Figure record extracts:
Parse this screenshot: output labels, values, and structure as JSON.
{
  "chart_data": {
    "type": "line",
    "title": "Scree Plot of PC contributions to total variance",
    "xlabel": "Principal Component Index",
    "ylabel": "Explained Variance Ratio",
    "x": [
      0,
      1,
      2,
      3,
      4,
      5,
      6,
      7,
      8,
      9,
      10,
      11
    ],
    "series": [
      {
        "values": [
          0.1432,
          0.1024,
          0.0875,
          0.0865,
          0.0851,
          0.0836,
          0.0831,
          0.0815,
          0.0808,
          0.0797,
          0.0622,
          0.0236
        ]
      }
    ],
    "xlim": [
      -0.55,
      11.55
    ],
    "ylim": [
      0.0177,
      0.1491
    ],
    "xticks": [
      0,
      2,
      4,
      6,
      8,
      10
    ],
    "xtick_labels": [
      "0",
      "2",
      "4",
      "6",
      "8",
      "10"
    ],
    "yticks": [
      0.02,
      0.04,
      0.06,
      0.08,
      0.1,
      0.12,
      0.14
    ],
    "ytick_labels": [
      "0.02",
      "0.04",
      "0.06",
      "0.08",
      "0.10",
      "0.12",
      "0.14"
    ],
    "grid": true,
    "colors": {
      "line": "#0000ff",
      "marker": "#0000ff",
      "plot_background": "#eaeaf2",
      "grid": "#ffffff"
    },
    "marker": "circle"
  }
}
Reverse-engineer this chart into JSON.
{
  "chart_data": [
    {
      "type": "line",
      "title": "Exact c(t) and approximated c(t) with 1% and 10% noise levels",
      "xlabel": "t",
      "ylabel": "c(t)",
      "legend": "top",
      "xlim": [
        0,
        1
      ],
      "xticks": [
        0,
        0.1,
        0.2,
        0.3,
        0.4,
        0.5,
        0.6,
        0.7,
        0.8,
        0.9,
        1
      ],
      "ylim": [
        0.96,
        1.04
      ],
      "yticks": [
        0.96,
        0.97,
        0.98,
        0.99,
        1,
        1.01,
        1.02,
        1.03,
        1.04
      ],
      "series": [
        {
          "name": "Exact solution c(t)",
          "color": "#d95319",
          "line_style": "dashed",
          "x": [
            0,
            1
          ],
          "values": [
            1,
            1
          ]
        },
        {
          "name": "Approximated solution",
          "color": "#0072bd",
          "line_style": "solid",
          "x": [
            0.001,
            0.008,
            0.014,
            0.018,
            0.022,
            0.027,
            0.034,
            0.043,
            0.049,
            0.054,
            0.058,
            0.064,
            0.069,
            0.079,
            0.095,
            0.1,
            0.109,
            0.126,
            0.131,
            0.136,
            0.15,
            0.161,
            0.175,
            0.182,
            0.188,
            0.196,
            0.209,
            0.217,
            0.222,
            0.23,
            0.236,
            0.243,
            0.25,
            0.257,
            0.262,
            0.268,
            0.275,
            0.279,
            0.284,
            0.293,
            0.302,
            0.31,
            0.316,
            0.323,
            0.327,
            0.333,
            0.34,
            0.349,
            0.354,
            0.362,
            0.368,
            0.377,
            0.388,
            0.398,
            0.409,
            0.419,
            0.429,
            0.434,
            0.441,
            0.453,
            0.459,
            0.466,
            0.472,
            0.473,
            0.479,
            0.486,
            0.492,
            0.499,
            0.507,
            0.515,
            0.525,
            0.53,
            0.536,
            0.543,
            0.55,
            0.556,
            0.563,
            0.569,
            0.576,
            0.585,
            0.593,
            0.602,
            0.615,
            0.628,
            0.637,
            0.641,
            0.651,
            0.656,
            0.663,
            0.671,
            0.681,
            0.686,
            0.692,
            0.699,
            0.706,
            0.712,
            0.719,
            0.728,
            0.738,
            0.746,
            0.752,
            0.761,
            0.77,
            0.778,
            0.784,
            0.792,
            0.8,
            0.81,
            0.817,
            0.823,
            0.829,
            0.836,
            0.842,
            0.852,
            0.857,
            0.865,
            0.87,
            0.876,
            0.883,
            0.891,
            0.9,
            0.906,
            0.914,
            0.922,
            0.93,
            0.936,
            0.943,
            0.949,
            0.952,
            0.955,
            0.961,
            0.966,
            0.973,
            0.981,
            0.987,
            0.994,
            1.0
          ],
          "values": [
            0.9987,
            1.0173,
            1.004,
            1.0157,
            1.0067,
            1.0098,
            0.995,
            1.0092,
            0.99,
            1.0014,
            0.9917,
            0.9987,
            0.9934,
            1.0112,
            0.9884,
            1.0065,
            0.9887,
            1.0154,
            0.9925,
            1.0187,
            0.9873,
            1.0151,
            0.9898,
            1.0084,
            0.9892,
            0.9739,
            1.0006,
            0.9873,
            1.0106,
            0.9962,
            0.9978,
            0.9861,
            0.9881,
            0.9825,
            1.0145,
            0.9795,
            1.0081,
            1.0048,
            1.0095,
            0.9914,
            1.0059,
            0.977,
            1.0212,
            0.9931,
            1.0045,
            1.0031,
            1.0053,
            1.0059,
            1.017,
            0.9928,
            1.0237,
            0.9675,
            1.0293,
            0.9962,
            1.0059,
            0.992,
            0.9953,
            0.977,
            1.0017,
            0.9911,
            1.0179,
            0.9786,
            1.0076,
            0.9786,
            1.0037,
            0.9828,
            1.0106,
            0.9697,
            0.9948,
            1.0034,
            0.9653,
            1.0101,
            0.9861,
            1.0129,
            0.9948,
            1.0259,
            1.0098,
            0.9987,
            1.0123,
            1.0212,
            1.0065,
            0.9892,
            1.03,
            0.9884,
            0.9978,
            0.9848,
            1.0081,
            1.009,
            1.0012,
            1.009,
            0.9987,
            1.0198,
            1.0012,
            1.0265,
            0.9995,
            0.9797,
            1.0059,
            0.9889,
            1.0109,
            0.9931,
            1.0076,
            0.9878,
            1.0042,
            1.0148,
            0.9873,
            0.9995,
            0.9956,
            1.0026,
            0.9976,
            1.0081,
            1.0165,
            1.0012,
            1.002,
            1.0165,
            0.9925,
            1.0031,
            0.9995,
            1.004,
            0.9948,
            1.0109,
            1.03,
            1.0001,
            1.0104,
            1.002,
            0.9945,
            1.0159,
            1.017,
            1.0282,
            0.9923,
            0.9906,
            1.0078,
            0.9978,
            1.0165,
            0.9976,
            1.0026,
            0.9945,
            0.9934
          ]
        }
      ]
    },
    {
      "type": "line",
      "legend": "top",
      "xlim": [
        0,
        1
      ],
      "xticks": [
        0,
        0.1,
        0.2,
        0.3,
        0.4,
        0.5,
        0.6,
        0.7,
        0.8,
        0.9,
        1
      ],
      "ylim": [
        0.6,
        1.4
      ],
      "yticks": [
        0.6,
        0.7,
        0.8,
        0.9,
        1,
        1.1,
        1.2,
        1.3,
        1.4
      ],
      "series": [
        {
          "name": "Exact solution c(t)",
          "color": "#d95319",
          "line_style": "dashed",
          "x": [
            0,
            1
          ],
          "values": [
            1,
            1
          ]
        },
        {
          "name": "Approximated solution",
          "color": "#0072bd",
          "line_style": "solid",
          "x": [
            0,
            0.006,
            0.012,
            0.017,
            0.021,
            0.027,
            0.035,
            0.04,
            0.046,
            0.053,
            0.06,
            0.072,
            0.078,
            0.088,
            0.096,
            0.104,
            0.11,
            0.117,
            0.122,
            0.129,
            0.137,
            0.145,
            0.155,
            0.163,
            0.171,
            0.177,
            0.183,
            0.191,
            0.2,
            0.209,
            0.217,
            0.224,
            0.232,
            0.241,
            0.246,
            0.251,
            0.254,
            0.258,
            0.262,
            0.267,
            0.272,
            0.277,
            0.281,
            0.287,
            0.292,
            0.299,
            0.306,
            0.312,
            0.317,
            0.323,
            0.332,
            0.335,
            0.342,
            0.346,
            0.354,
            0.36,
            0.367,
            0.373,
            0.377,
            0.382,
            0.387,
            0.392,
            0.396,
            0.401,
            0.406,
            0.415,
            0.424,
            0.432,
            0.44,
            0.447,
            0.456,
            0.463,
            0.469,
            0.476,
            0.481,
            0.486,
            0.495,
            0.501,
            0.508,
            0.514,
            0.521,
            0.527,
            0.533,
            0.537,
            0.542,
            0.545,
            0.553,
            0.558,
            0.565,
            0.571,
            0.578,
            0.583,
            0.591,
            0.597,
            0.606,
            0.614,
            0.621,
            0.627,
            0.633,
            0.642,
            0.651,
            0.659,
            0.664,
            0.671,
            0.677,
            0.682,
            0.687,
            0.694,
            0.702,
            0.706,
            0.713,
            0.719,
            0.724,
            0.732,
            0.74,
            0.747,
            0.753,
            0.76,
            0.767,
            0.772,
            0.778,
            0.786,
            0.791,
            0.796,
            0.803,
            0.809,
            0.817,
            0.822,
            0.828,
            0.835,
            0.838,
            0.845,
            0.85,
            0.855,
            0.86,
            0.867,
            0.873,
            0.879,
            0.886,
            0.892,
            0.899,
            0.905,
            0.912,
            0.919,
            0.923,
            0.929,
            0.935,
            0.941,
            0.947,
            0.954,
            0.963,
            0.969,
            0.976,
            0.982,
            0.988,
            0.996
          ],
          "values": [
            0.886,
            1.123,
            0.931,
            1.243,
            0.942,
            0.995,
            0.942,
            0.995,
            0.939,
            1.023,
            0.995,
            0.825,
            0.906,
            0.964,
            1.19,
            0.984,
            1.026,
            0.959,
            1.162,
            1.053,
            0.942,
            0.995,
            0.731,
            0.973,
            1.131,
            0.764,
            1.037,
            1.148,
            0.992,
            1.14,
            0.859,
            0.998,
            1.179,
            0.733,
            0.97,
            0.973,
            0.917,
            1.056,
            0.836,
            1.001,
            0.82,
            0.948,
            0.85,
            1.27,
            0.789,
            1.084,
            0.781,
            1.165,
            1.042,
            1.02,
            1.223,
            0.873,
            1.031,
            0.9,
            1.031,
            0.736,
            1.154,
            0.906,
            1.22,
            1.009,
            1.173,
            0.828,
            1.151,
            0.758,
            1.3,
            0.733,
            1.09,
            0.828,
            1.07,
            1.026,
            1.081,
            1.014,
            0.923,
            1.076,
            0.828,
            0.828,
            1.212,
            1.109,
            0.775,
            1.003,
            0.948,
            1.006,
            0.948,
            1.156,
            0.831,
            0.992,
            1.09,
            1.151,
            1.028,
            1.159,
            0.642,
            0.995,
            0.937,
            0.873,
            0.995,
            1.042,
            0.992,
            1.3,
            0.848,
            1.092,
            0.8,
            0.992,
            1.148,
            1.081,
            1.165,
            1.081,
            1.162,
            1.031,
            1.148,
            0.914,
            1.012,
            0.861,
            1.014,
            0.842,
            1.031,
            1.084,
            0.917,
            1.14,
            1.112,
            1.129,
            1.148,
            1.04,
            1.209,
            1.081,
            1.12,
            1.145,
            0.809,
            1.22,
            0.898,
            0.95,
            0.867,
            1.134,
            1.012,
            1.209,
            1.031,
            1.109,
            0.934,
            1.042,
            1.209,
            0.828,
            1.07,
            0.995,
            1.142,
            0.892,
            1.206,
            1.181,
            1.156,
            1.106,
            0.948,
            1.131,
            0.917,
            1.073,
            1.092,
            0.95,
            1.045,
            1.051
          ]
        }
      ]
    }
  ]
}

PROBLEM REQUIREMENTS: Show each line in the entries that holds the string "ylabel".

RIGHT ANSWER:
    "ylabel": "Explained Variance Ratio",
      "ylabel": "c(t)",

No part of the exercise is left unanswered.